◆ Requirements
Rewrite the rows below with "Коридор" swapped in for every "Прихожая" and everything else kept the same.

[Element boundary rows]
— start —
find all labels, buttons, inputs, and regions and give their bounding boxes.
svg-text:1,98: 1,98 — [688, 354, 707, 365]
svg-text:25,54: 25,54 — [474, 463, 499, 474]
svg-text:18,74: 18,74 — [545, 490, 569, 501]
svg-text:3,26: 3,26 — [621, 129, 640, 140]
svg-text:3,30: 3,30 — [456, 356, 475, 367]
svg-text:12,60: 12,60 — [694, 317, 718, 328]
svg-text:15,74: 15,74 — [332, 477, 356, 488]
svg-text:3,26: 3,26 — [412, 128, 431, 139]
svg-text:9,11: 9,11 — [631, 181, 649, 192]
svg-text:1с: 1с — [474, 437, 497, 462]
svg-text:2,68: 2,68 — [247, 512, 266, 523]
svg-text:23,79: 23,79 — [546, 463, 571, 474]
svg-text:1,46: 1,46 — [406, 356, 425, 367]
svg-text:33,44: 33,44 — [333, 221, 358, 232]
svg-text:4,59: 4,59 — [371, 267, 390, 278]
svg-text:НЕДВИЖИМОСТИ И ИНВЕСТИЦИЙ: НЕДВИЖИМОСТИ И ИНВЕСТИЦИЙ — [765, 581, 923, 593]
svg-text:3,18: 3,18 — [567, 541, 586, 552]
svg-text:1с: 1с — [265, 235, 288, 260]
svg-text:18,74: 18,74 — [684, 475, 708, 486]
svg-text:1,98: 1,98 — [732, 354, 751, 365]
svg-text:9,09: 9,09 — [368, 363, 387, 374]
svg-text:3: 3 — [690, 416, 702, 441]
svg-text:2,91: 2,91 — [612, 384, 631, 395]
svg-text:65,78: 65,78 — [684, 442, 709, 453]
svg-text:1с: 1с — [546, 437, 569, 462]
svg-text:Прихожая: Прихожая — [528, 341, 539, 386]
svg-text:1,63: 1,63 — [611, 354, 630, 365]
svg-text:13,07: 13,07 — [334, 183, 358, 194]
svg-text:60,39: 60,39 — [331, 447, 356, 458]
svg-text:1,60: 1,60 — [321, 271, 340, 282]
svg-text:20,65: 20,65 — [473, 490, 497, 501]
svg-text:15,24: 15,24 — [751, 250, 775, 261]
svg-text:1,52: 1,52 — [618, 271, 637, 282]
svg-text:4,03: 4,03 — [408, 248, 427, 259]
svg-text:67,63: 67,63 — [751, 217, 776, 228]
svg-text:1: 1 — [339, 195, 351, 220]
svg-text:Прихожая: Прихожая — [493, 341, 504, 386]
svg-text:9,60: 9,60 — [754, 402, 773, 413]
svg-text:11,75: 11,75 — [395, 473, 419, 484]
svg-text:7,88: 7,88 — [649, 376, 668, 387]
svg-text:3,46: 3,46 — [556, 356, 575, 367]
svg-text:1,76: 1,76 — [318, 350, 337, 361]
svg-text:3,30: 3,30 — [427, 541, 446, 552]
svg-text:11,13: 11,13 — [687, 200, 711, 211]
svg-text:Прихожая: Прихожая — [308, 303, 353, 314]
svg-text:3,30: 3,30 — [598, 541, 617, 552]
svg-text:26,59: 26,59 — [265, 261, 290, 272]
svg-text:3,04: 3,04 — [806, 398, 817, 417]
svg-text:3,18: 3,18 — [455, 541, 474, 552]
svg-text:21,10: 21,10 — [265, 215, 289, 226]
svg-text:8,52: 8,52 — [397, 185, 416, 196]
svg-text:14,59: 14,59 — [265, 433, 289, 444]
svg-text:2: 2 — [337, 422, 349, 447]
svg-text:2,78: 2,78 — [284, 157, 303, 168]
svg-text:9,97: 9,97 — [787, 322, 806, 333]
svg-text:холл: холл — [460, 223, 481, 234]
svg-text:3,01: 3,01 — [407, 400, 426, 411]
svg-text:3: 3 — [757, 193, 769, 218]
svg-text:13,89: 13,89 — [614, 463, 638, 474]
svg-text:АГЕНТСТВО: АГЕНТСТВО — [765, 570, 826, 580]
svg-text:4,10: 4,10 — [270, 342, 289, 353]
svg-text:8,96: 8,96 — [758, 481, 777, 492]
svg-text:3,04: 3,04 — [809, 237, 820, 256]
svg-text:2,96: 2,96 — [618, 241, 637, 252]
— end —
◆ Answer to this task
find all labels, buttons, inputs, and regions and give their bounding boxes.
svg-text:1,98: 1,98 — [688, 354, 707, 365]
svg-text:25,54: 25,54 — [474, 463, 499, 474]
svg-text:18,74: 18,74 — [545, 490, 569, 501]
svg-text:3,26: 3,26 — [621, 129, 640, 140]
svg-text:3,30: 3,30 — [456, 356, 475, 367]
svg-text:12,60: 12,60 — [694, 317, 718, 328]
svg-text:15,74: 15,74 — [332, 477, 356, 488]
svg-text:3,26: 3,26 — [412, 128, 431, 139]
svg-text:9,11: 9,11 — [631, 181, 649, 192]
svg-text:1с: 1с — [474, 437, 497, 462]
svg-text:2,68: 2,68 — [247, 512, 266, 523]
svg-text:23,79: 23,79 — [546, 463, 571, 474]
svg-text:1,46: 1,46 — [406, 356, 425, 367]
svg-text:33,44: 33,44 — [333, 221, 358, 232]
svg-text:4,59: 4,59 — [371, 267, 390, 278]
svg-text:НЕДВИЖИМОСТИ И ИНВЕСТИЦИЙ: НЕДВИЖИМОСТИ И ИНВЕСТИЦИЙ — [765, 581, 923, 593]
svg-text:3,18: 3,18 — [567, 541, 586, 552]
svg-text:1с: 1с — [265, 235, 288, 260]
svg-text:18,74: 18,74 — [684, 475, 708, 486]
svg-text:1,98: 1,98 — [732, 354, 751, 365]
svg-text:9,09: 9,09 — [368, 363, 387, 374]
svg-text:3: 3 — [690, 416, 702, 441]
svg-text:2,91: 2,91 — [612, 384, 631, 395]
svg-text:65,78: 65,78 — [684, 442, 709, 453]
svg-text:1с: 1с — [546, 437, 569, 462]
svg-text:Коридор: Коридор — [528, 341, 539, 386]
svg-text:1,63: 1,63 — [611, 354, 630, 365]
svg-text:13,07: 13,07 — [334, 183, 358, 194]
svg-text:60,39: 60,39 — [331, 447, 356, 458]
svg-text:1,60: 1,60 — [321, 271, 340, 282]
svg-text:20,65: 20,65 — [473, 490, 497, 501]
svg-text:15,24: 15,24 — [751, 250, 775, 261]
svg-text:1,52: 1,52 — [618, 271, 637, 282]
svg-text:4,03: 4,03 — [408, 248, 427, 259]
svg-text:67,63: 67,63 — [751, 217, 776, 228]
svg-text:1: 1 — [339, 195, 351, 220]
svg-text:Коридор: Коридор — [493, 341, 504, 386]
svg-text:9,60: 9,60 — [754, 402, 773, 413]
svg-text:11,75: 11,75 — [395, 473, 419, 484]
svg-text:7,88: 7,88 — [649, 376, 668, 387]
svg-text:3,46: 3,46 — [556, 356, 575, 367]
svg-text:1,76: 1,76 — [318, 350, 337, 361]
svg-text:3,30: 3,30 — [427, 541, 446, 552]
svg-text:11,13: 11,13 — [687, 200, 711, 211]
svg-text:Коридор: Коридор — [308, 303, 353, 314]
svg-text:3,30: 3,30 — [598, 541, 617, 552]
svg-text:26,59: 26,59 — [265, 261, 290, 272]
svg-text:3,04: 3,04 — [806, 398, 817, 417]
svg-text:3,18: 3,18 — [455, 541, 474, 552]
svg-text:21,10: 21,10 — [265, 215, 289, 226]
svg-text:8,52: 8,52 — [397, 185, 416, 196]
svg-text:14,59: 14,59 — [265, 433, 289, 444]
svg-text:2: 2 — [337, 422, 349, 447]
svg-text:2,78: 2,78 — [284, 157, 303, 168]
svg-text:9,97: 9,97 — [787, 322, 806, 333]
svg-text:холл: холл — [460, 223, 481, 234]
svg-text:3,01: 3,01 — [407, 400, 426, 411]
svg-text:3: 3 — [757, 193, 769, 218]
svg-text:13,89: 13,89 — [614, 463, 638, 474]
svg-text:АГЕНТСТВО: АГЕНТСТВО — [765, 570, 826, 580]
svg-text:4,10: 4,10 — [270, 342, 289, 353]
svg-text:8,96: 8,96 — [758, 481, 777, 492]
svg-text:3,04: 3,04 — [809, 237, 820, 256]
svg-text:2,96: 2,96 — [618, 241, 637, 252]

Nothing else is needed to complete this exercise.